- **EXERCISE INPUTS**

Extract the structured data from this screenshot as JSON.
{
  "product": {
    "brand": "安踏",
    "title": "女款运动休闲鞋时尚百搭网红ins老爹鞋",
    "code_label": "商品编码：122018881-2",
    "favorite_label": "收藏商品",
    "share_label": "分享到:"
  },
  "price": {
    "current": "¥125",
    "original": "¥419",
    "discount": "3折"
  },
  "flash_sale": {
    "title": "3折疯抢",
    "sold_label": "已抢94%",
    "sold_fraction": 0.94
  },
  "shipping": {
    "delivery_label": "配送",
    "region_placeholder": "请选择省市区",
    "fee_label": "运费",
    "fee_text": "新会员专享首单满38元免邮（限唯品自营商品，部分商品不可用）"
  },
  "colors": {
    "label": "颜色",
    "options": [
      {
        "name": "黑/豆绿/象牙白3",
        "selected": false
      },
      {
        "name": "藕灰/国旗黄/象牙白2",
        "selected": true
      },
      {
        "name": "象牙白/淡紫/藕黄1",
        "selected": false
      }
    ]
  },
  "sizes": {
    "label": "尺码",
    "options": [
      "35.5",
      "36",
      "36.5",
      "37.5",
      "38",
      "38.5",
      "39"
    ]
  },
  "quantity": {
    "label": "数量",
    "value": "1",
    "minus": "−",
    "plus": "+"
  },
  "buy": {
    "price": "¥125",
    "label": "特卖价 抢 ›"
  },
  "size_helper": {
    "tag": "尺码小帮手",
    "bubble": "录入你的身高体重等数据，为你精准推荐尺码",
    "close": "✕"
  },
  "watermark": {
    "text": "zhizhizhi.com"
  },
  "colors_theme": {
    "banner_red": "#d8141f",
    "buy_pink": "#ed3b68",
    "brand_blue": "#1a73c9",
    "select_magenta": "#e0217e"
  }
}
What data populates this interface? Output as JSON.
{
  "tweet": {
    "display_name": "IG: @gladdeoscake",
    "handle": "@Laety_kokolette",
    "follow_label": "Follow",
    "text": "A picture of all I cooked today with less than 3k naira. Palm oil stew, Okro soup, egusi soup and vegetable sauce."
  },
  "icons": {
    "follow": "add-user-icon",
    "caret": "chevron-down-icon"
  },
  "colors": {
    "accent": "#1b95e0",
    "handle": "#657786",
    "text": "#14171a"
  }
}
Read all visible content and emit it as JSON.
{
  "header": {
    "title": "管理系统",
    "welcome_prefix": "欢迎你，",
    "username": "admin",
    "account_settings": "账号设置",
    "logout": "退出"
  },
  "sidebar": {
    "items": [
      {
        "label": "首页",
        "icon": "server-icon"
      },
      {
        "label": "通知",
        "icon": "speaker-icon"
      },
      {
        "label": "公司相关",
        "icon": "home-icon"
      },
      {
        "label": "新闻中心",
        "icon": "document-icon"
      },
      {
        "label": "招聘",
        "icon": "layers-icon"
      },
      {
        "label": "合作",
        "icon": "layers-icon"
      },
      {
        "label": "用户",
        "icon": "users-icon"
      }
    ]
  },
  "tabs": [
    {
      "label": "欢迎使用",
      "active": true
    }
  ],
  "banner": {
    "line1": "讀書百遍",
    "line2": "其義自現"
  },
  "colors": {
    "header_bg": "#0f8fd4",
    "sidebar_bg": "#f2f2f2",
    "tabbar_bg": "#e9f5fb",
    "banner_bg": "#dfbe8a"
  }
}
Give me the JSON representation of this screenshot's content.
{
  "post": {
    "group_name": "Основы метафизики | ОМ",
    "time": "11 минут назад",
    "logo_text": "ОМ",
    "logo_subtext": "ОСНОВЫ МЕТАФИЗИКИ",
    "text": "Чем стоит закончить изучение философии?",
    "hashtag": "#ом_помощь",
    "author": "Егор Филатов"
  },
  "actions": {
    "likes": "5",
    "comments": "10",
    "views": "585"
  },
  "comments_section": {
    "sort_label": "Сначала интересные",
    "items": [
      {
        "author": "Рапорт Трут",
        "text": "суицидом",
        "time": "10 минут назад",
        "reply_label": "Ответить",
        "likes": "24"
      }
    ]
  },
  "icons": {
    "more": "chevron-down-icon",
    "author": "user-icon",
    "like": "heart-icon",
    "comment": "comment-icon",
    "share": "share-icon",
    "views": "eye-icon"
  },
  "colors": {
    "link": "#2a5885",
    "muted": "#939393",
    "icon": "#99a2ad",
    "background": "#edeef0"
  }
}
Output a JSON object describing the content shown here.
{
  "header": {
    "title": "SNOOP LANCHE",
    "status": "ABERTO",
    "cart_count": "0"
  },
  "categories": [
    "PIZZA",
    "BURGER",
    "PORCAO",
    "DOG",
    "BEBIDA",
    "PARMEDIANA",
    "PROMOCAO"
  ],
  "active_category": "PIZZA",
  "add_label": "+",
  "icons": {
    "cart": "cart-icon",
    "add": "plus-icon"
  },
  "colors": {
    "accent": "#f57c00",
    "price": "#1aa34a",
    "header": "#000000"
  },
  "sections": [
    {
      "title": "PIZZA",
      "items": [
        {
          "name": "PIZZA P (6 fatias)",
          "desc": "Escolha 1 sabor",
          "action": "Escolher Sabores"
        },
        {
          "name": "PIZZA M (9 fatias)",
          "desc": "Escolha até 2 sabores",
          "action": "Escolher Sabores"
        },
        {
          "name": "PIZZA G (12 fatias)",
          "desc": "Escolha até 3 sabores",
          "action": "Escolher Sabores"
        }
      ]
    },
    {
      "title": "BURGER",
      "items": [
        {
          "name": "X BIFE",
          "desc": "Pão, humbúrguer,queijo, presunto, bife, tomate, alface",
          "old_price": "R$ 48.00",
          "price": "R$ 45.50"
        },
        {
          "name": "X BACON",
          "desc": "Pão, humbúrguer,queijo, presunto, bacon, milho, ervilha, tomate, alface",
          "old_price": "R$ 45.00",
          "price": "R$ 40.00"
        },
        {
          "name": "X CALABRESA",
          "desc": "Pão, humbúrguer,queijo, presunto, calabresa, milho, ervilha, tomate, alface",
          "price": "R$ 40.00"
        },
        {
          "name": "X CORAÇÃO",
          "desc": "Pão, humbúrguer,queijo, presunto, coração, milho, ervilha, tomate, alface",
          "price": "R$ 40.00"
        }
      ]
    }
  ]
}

- **EXERCISE DETAILS**
Check each line of the records above for the word "this", then give the number of lines that have it, with no other words.

- **RESULT BELOW**
3